What is being asked
Put these lines into a JSON list of strings, one string per line, leaving out blank lines and pictures.

[Data entries]
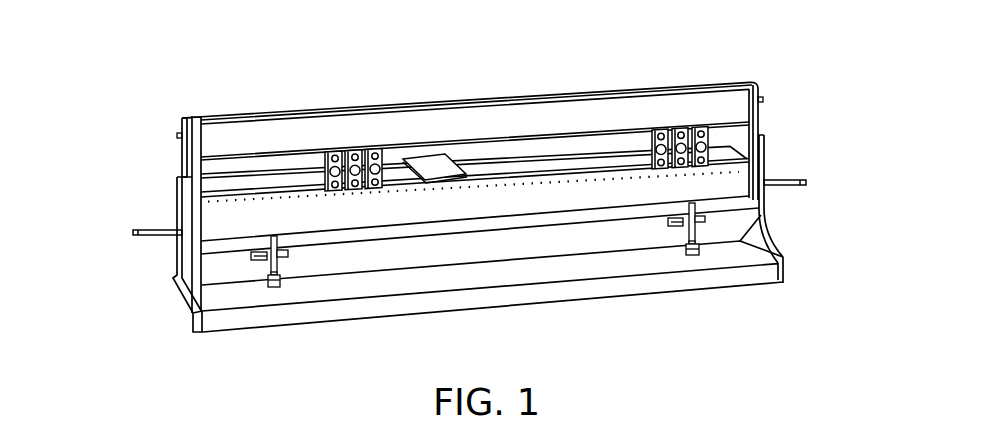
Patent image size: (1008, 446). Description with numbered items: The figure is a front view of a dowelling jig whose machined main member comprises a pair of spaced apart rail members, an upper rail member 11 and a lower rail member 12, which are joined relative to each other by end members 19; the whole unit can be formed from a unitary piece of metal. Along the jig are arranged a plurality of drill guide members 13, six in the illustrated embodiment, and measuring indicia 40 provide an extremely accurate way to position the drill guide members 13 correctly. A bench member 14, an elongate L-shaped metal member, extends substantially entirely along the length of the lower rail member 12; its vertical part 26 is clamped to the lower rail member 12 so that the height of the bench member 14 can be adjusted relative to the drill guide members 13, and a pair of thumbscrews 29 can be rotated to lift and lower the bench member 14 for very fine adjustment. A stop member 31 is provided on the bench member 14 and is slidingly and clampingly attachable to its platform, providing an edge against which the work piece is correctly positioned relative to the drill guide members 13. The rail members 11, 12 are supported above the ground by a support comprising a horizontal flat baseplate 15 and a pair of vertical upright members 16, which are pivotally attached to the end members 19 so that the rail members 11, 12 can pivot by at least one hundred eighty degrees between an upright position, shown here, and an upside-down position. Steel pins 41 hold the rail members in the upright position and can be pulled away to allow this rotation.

The upper rail member 11 is at (361, 107).
The lower rail member 12 is at (235, 223).
The drill guide members 13 is at (323, 161).
The bench member 14 is at (261, 171).
The baseplate 15 is at (392, 318).
The vertical upright members 16 is at (178, 266).
The end members 19 is at (182, 160).
The vertical part 26 is at (561, 226).
The thumbscrews 29 is at (277, 289).
The stop member 31 is at (438, 158).
The measuring indicia 40 is at (532, 184).
The steel pins 41 is at (133, 232).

Result of this task
[
  "Patent image size: (1008, 446). Description with numbered items: The figure is a front view of a dowelling jig whose machined main member comprises a pair of spaced apart rail members, an upper rail member 11 and a lower rail member 12, which are joined relative to each other by end members 19; the whole unit can be formed from a unitary piece of metal. Along the jig are arranged a plurality of drill guide members 13, six in the illustrated embodiment, and measuring indicia 40 provide an extremely accurate way to position the drill guide members 13 correctly. A bench member 14, an elongate L-shaped metal member, extends substantially entirely along the length of the lower rail member 12; its vertical part 26 is clamped to the lower rail member 12 so that the height of the bench member 14 can be adjusted relative to the drill guide members 13, and a pair of thumbscrews 29 can be rotated to lift and lower the bench member 14 for very fine adjustment. A stop member 31 is provided on the bench member 14 and is slidingly and clampingly attachable to its platform, providing an edge against which the work piece is correctly positioned relative to the drill guide members 13. The rail members 11, 12 are supported above the ground by a support comprising a horizontal flat baseplate 15 and a pair of vertical upright members 16, which are pivotally attached to the end members 19 so that the rail members 11, 12 can pivot by at least one hundred eighty degrees between an upright position, shown here, and an upside-down position. Steel pins 41 hold the rail members in the upright position and can be pulled away to allow this rotation.",
  "The upper rail member 11 is at (361, 107).",
  "The lower rail member 12 is at (235, 223).",
  "The drill guide members 13 is at (323, 161).",
  "The bench member 14 is at (261, 171).",
  "The baseplate 15 is at (392, 318).",
  "The vertical upright members 16 is at (178, 266).",
  "The end members 19 is at (182, 160).",
  "The vertical part 26 is at (561, 226).",
  "The thumbscrews 29 is at (277, 289).",
  "The stop member 31 is at (438, 158).",
  "The measuring indicia 40 is at (532, 184).",
  "The steel pins 41 is at (133, 232)."
]